_TASK_
Copy out the entries below in full and exactly.

_RECORDS TO PROCESS_
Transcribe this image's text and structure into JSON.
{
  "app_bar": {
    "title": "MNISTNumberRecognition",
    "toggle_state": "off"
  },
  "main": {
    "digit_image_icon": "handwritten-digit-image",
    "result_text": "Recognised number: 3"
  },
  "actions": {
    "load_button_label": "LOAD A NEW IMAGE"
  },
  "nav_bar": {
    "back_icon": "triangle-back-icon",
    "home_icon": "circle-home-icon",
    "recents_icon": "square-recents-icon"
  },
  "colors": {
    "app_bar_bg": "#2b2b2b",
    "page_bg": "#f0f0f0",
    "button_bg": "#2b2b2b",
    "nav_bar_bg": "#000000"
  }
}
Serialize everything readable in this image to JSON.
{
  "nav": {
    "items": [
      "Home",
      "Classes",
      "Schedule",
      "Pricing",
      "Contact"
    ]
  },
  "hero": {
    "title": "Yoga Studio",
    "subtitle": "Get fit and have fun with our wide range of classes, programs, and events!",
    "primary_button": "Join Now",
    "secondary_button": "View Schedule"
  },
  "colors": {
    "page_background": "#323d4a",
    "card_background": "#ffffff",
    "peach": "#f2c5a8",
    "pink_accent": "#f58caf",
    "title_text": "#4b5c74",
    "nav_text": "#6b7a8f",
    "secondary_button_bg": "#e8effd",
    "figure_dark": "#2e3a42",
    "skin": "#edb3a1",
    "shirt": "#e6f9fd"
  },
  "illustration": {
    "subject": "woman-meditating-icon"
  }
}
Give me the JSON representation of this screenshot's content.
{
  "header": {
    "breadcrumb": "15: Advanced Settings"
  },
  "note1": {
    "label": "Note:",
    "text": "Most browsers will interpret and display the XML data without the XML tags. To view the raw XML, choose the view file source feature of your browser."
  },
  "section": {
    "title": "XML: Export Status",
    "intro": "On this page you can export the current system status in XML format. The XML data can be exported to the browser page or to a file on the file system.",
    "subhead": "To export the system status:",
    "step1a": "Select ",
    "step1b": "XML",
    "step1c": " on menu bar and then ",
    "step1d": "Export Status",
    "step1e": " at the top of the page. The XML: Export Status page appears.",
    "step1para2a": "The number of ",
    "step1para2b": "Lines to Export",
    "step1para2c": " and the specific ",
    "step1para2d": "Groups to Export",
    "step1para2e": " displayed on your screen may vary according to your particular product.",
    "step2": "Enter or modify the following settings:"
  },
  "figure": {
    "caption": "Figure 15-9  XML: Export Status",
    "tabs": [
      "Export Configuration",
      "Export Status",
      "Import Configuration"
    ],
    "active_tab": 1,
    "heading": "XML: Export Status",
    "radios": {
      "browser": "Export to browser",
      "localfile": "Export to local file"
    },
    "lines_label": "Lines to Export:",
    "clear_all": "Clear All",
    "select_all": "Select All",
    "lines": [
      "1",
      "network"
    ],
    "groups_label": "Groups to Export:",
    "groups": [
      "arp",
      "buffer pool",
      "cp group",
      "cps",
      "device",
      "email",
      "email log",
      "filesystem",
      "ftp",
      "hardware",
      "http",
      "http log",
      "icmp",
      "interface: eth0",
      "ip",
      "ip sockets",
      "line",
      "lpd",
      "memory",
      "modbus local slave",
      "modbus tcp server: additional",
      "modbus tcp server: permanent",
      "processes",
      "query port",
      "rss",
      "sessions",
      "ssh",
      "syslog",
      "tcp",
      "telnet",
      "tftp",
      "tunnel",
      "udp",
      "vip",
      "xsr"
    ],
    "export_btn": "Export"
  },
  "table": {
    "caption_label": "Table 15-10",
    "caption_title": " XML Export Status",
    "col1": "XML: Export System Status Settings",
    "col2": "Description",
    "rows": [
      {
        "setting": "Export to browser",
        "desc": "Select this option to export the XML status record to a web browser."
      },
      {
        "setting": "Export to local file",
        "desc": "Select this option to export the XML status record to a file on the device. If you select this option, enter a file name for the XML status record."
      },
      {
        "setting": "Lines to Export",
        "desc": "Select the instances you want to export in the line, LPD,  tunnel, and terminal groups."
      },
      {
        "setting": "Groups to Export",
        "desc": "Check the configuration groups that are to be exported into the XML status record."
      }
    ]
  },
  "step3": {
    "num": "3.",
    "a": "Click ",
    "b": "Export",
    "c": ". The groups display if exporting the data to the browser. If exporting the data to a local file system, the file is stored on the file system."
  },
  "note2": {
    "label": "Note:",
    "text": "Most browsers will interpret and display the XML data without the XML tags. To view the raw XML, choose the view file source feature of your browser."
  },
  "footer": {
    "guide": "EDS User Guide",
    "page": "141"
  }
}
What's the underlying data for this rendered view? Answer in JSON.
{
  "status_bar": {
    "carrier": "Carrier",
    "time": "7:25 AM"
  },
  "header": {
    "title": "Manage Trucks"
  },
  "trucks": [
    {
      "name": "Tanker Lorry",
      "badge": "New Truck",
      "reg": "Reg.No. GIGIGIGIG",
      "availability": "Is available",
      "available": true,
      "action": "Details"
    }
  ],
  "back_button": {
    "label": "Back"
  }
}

_WORKED ANSWER_
Transcribe this image's text and structure into JSON.
{
  "app_bar": {
    "title": "MNISTNumberRecognition",
    "toggle_state": "off"
  },
  "main": {
    "digit_image_icon": "handwritten-digit-image",
    "result_text": "Recognised number: 3"
  },
  "actions": {
    "load_button_label": "LOAD A NEW IMAGE"
  },
  "nav_bar": {
    "back_icon": "triangle-back-icon",
    "home_icon": "circle-home-icon",
    "recents_icon": "square-recents-icon"
  },
  "colors": {
    "app_bar_bg": "#2b2b2b",
    "page_bg": "#f0f0f0",
    "button_bg": "#2b2b2b",
    "nav_bar_bg": "#000000"
  }
}
Serialize everything readable in this image to JSON.
{
  "nav": {
    "items": [
      "Home",
      "Classes",
      "Schedule",
      "Pricing",
      "Contact"
    ]
  },
  "hero": {
    "title": "Yoga Studio",
    "subtitle": "Get fit and have fun with our wide range of classes, programs, and events!",
    "primary_button": "Join Now",
    "secondary_button": "View Schedule"
  },
  "colors": {
    "page_background": "#323d4a",
    "card_background": "#ffffff",
    "peach": "#f2c5a8",
    "pink_accent": "#f58caf",
    "title_text": "#4b5c74",
    "nav_text": "#6b7a8f",
    "secondary_button_bg": "#e8effd",
    "figure_dark": "#2e3a42",
    "skin": "#edb3a1",
    "shirt": "#e6f9fd"
  },
  "illustration": {
    "subject": "woman-meditating-icon"
  }
}
Give me the JSON representation of this screenshot's content.
{
  "header": {
    "breadcrumb": "15: Advanced Settings"
  },
  "note1": {
    "label": "Note:",
    "text": "Most browsers will interpret and display the XML data without the XML tags. To view the raw XML, choose the view file source feature of your browser."
  },
  "section": {
    "title": "XML: Export Status",
    "intro": "On this page you can export the current system status in XML format. The XML data can be exported to the browser page or to a file on the file system.",
    "subhead": "To export the system status:",
    "step1a": "Select ",
    "step1b": "XML",
    "step1c": " on menu bar and then ",
    "step1d": "Export Status",
    "step1e": " at the top of the page. The XML: Export Status page appears.",
    "step1para2a": "The number of ",
    "step1para2b": "Lines to Export",
    "step1para2c": " and the specific ",
    "step1para2d": "Groups to Export",
    "step1para2e": " displayed on your screen may vary according to your particular product.",
    "step2": "Enter or modify the following settings:"
  },
  "figure": {
    "caption": "Figure 15-9  XML: Export Status",
    "tabs": [
      "Export Configuration",
      "Export Status",
      "Import Configuration"
    ],
    "active_tab": 1,
    "heading": "XML: Export Status",
    "radios": {
      "browser": "Export to browser",
      "localfile": "Export to local file"
    },
    "lines_label": "Lines to Export:",
    "clear_all": "Clear All",
    "select_all": "Select All",
    "lines": [
      "1",
      "network"
    ],
    "groups_label": "Groups to Export:",
    "groups": [
      "arp",
      "buffer pool",
      "cp group",
      "cps",
      "device",
      "email",
      "email log",
      "filesystem",
      "ftp",
      "hardware",
      "http",
      "http log",
      "icmp",
      "interface: eth0",
      "ip",
      "ip sockets",
      "line",
      "lpd",
      "memory",
      "modbus local slave",
      "modbus tcp server: additional",
      "modbus tcp server: permanent",
      "processes",
      "query port",
      "rss",
      "sessions",
      "ssh",
      "syslog",
      "tcp",
      "telnet",
      "tftp",
      "tunnel",
      "udp",
      "vip",
      "xsr"
    ],
    "export_btn": "Export"
  },
  "table": {
    "caption_label": "Table 15-10",
    "caption_title": " XML Export Status",
    "col1": "XML: Export System Status Settings",
    "col2": "Description",
    "rows": [
      {
        "setting": "Export to browser",
        "desc": "Select this option to export the XML status record to a web browser."
      },
      {
        "setting": "Export to local file",
        "desc": "Select this option to export the XML status record to a file on the device. If you select this option, enter a file name for the XML status record."
      },
      {
        "setting": "Lines to Export",
        "desc": "Select the instances you want to export in the line, LPD,  tunnel, and terminal groups."
      },
      {
        "setting": "Groups to Export",
        "desc": "Check the configuration groups that are to be exported into the XML status record."
      }
    ]
  },
  "step3": {
    "num": "3.",
    "a": "Click ",
    "b": "Export",
    "c": ". The groups display if exporting the data to the browser. If exporting the data to a local file system, the file is stored on the file system."
  },
  "note2": {
    "label": "Note:",
    "text": "Most browsers will interpret and display the XML data without the XML tags. To view the raw XML, choose the view file source feature of your browser."
  },
  "footer": {
    "guide": "EDS User Guide",
    "page": "141"
  }
}
What's the underlying data for this rendered view? Answer in JSON.
{
  "status_bar": {
    "carrier": "Carrier",
    "time": "7:25 AM"
  },
  "header": {
    "title": "Manage Trucks"
  },
  "trucks": [
    {
      "name": "Tanker Lorry",
      "badge": "New Truck",
      "reg": "Reg.No. GIGIGIGIG",
      "availability": "Is available",
      "available": true,
      "action": "Details"
    }
  ],
  "back_button": {
    "label": "Back"
  }
}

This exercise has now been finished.